Raw records
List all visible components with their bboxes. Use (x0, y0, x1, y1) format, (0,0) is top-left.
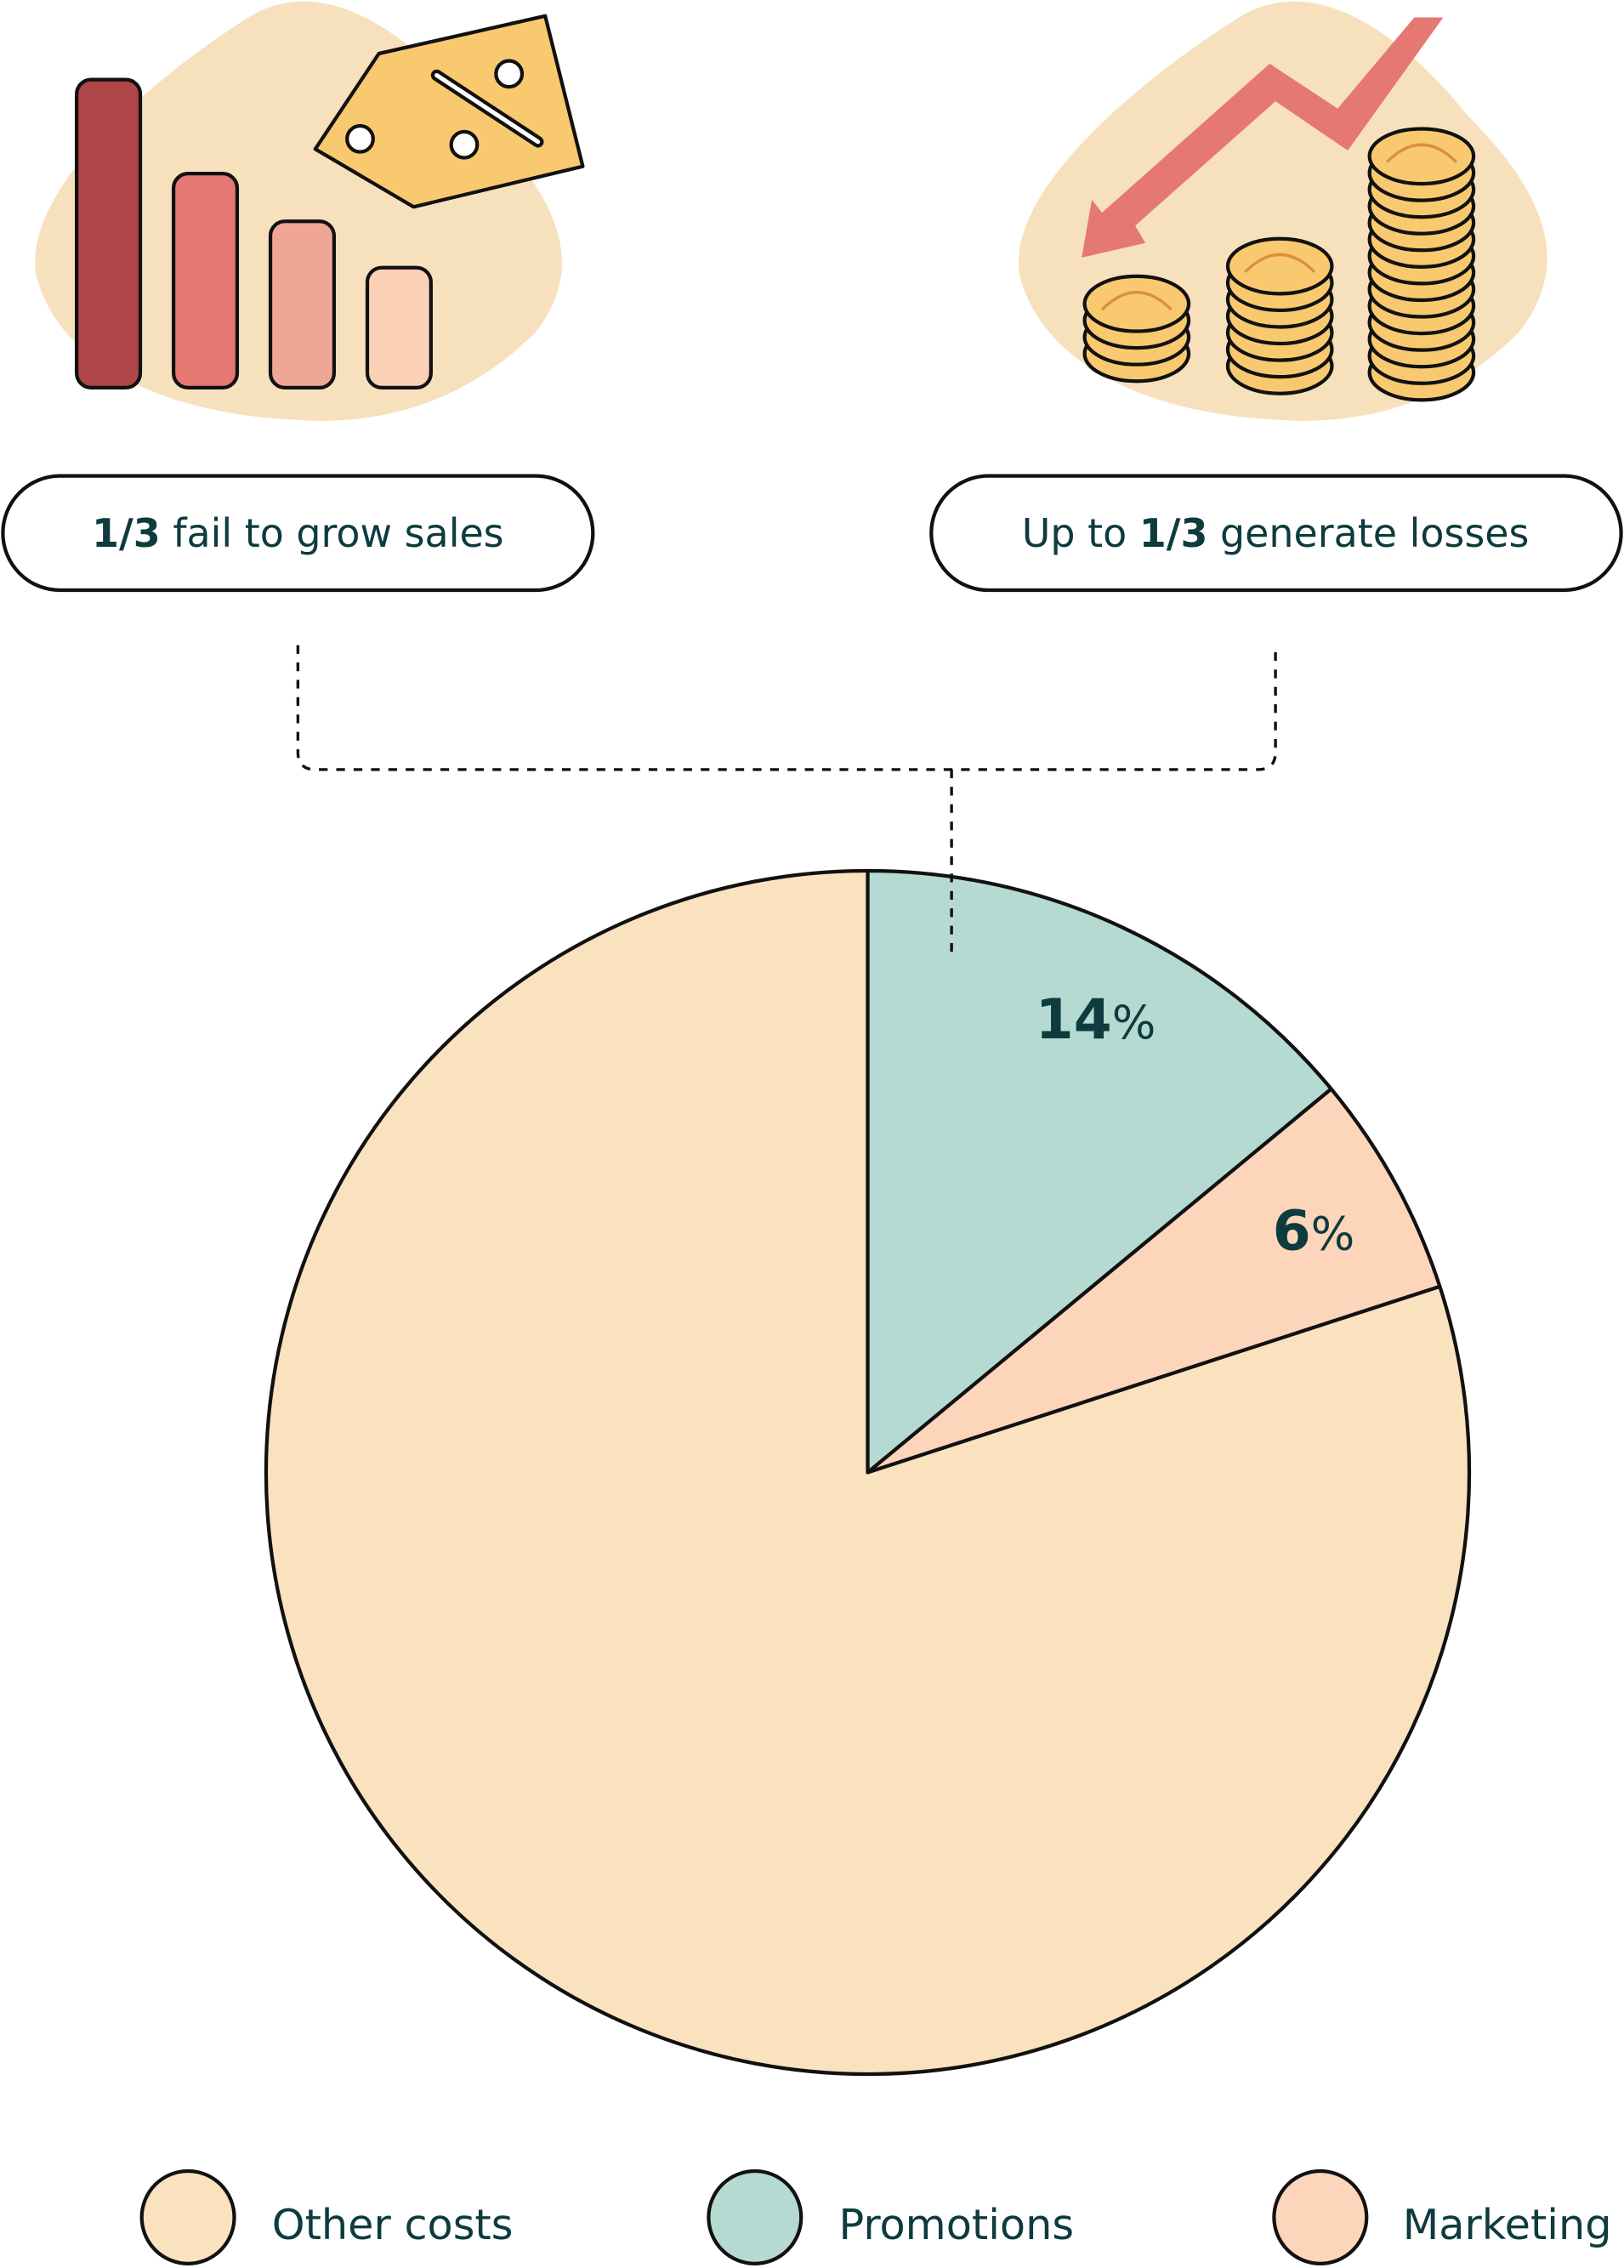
legend-swatch (139, 2169, 236, 2265)
pie-slice-marketing (866, 1087, 1442, 1475)
legend-item-promotions: Promotions (707, 2169, 1074, 2265)
callout-text: generate losses (1207, 510, 1529, 556)
dotted-connector (296, 645, 1277, 955)
coin-stacks (1082, 127, 1476, 402)
legend-label: Promotions (838, 2200, 1074, 2249)
svg-text:1/3 fail to grow sales: 1/3 fail to grow sales (92, 510, 504, 556)
legend-swatch (1272, 2169, 1369, 2265)
callout-fail-to-grow: 1/3 fail to grow sales (1, 474, 595, 593)
slice-label-marketing: 6% (1273, 1200, 1355, 1264)
pie-chart (264, 868, 1472, 2077)
legend-swatch (707, 2169, 803, 2265)
coin (1367, 127, 1476, 186)
legend-item-marketing: Marketing (1272, 2169, 1612, 2265)
callout-prefix: Up to (1022, 510, 1139, 556)
falling-arrow-with-coin-stacks-icon (1018, 1, 1547, 421)
callout-bold: 1/3 (1139, 510, 1208, 556)
callout-text: fail to grow sales (161, 510, 504, 556)
coin (1225, 236, 1334, 296)
coin-shine (1244, 253, 1316, 274)
legend-label: Other costs (272, 2200, 514, 2249)
callout-bold: 1/3 (92, 510, 161, 556)
legend-label: Marketing (1403, 2200, 1612, 2249)
legend: Other costs Promotions Marketing (139, 2169, 1612, 2265)
coin-shine (1385, 143, 1457, 163)
coin (1082, 274, 1191, 333)
callout-generate-losses: Up to 1/3 generate losses (929, 474, 1623, 593)
pie-slice-other-costs (264, 868, 1472, 2077)
coin-shine (1100, 291, 1173, 311)
svg-text:Up to 1/3 generate losses: Up to 1/3 generate losses (1022, 510, 1530, 556)
pie-slice-promotions (866, 868, 1333, 1475)
legend-item-other-costs: Other costs (139, 2169, 514, 2265)
slice-label-promotions: 14% (1036, 988, 1156, 1052)
declining-bar-chart-with-discount-tag-icon (35, 1, 585, 421)
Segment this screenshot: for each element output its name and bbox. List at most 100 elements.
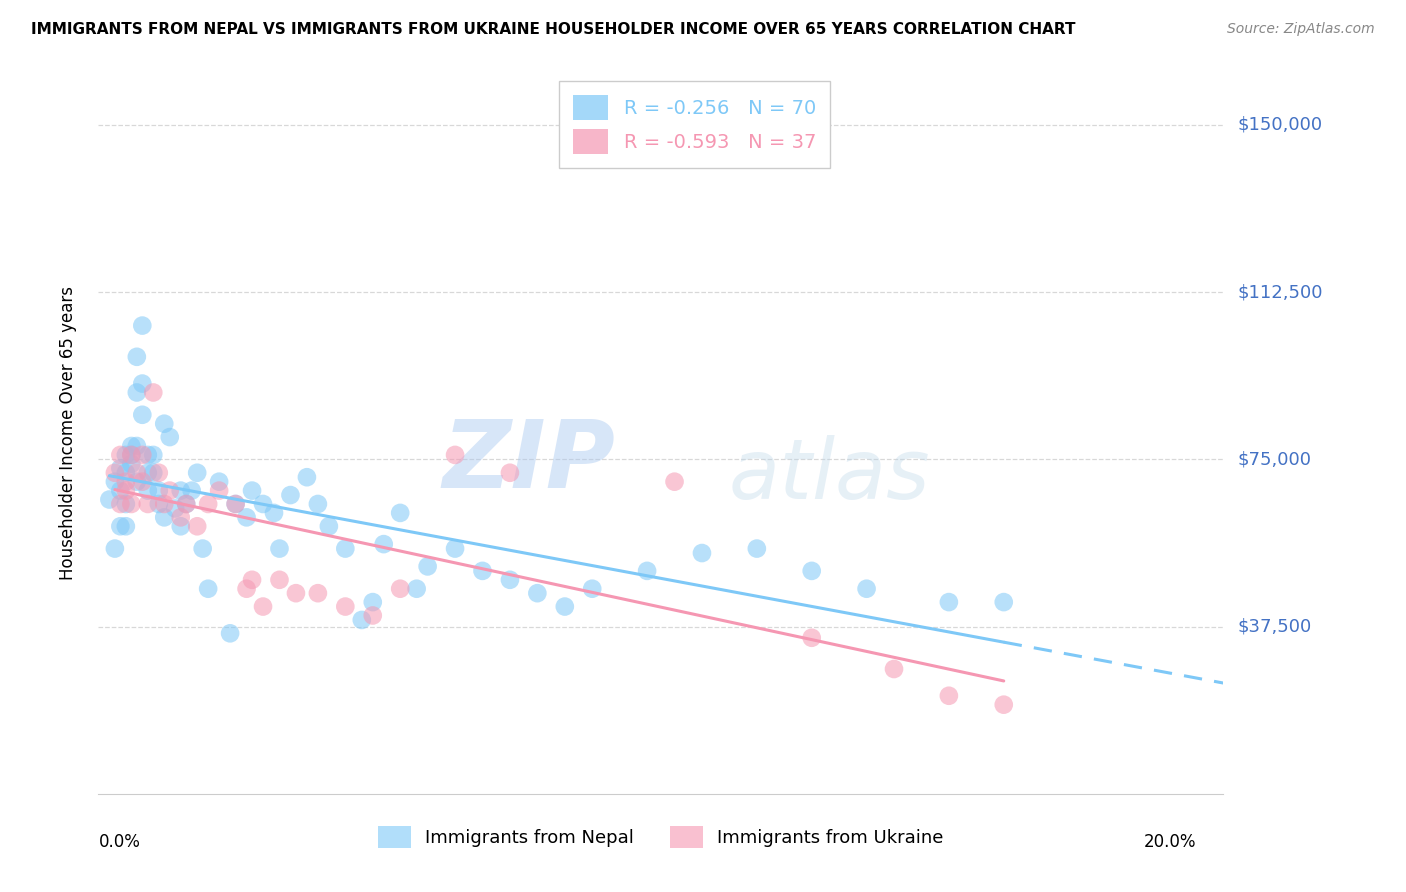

**WHAT TO PRODUCE**:
Return the lines of the listing from the line containing "legend-swatch (139, 2169, 236, 2265)" through the line containing "callout-bold: 1/3 (1139, 510, 1208, 556)", copied exactly as they appear, including both of those lines.

**THE ANSWER**:
legend-swatch (139, 2169, 236, 2265)
pie-slice-marketing (866, 1087, 1442, 1475)
legend-item-promotions: Promotions (707, 2169, 1074, 2265)
callout-text: generate losses (1207, 510, 1529, 556)
dotted-connector (296, 645, 1277, 955)
coin-stacks (1082, 127, 1476, 402)
legend-label: Promotions (838, 2200, 1074, 2249)
svg-text:1/3 fail to grow sales: 1/3 fail to grow sales (92, 510, 504, 556)
legend-swatch (1272, 2169, 1369, 2265)
callout-fail-to-grow: 1/3 fail to grow sales (1, 474, 595, 593)
slice-label-marketing: 6% (1273, 1200, 1355, 1264)
pie-chart (264, 868, 1472, 2077)
legend-swatch (707, 2169, 803, 2265)
coin (1367, 127, 1476, 186)
legend-item-marketing: Marketing (1272, 2169, 1612, 2265)
callout-prefix: Up to (1022, 510, 1139, 556)
falling-arrow-with-coin-stacks-icon (1018, 1, 1547, 421)
callout-bold: 1/3 (1139, 510, 1208, 556)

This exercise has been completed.